>>>>>
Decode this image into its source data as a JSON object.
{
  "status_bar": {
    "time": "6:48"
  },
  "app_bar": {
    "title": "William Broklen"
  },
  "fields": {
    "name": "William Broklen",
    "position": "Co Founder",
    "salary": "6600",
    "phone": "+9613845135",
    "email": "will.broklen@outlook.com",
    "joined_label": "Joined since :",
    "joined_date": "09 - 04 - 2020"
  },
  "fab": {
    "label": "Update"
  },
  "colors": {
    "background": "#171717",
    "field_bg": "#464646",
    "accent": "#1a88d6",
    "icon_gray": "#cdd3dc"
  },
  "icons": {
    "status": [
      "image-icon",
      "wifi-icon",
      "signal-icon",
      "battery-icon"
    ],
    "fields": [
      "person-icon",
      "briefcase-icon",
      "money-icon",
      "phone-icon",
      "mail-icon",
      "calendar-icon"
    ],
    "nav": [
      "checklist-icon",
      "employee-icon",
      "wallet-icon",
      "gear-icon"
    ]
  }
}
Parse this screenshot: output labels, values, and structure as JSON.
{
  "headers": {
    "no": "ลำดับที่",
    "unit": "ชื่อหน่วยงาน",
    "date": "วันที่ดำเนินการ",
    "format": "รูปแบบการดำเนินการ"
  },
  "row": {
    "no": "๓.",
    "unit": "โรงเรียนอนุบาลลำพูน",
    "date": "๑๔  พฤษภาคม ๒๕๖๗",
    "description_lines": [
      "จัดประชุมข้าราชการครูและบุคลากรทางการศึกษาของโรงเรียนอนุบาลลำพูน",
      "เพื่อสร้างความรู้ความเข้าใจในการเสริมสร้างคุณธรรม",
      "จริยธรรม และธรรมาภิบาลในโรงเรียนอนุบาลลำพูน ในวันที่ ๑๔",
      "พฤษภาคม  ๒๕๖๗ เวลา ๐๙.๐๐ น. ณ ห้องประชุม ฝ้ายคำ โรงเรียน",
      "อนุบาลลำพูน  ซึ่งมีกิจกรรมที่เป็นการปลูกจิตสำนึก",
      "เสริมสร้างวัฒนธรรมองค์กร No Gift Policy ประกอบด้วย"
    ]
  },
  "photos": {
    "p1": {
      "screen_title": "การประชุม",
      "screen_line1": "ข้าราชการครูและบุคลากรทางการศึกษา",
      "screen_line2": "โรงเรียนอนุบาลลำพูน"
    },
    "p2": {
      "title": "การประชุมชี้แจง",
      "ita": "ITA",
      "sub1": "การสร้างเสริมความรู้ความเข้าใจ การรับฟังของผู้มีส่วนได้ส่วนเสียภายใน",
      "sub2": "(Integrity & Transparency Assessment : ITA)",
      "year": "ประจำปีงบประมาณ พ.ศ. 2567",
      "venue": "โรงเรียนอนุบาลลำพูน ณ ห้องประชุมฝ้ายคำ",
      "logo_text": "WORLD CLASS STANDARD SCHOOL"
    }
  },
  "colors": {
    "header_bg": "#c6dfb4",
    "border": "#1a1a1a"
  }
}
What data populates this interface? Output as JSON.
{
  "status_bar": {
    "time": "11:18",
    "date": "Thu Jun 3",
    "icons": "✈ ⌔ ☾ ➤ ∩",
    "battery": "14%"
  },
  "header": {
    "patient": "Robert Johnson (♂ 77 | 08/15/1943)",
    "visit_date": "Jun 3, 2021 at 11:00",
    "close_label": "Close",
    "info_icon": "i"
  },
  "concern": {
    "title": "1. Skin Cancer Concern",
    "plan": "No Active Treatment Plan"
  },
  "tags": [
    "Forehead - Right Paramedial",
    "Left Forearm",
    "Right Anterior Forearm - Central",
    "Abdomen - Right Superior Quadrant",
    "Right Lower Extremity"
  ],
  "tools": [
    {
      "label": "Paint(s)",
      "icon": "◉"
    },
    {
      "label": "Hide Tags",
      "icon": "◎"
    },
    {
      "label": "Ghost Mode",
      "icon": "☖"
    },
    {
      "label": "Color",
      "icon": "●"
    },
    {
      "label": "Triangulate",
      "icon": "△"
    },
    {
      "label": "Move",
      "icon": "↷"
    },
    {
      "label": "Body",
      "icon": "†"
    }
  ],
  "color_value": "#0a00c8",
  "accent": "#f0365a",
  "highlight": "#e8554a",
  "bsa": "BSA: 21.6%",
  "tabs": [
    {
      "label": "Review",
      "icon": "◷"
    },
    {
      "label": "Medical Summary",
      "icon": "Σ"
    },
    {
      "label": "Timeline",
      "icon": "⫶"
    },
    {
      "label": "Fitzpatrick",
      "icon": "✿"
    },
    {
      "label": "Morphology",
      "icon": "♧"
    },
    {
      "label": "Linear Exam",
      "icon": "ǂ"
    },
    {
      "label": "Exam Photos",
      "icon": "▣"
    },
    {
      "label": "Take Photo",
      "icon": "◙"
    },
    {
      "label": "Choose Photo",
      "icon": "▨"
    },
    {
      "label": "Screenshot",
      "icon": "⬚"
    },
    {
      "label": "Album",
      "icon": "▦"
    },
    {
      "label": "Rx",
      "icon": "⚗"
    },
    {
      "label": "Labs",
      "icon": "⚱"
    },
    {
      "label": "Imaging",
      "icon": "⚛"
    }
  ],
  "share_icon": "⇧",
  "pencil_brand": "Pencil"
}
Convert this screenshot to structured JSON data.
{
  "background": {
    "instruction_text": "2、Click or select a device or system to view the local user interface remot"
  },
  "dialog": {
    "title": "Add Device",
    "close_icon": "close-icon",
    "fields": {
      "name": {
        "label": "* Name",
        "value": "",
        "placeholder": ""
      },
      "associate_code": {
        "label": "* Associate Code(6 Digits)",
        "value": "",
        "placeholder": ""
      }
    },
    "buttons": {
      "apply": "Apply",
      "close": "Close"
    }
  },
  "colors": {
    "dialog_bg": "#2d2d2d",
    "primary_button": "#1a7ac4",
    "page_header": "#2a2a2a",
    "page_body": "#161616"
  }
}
<<<<<
Search the entries for the word "Forearm", then list each line that holds it.

* **EXPECTED ANSWER**:
    "Left Forearm",
    "Right Anterior Forearm - Central",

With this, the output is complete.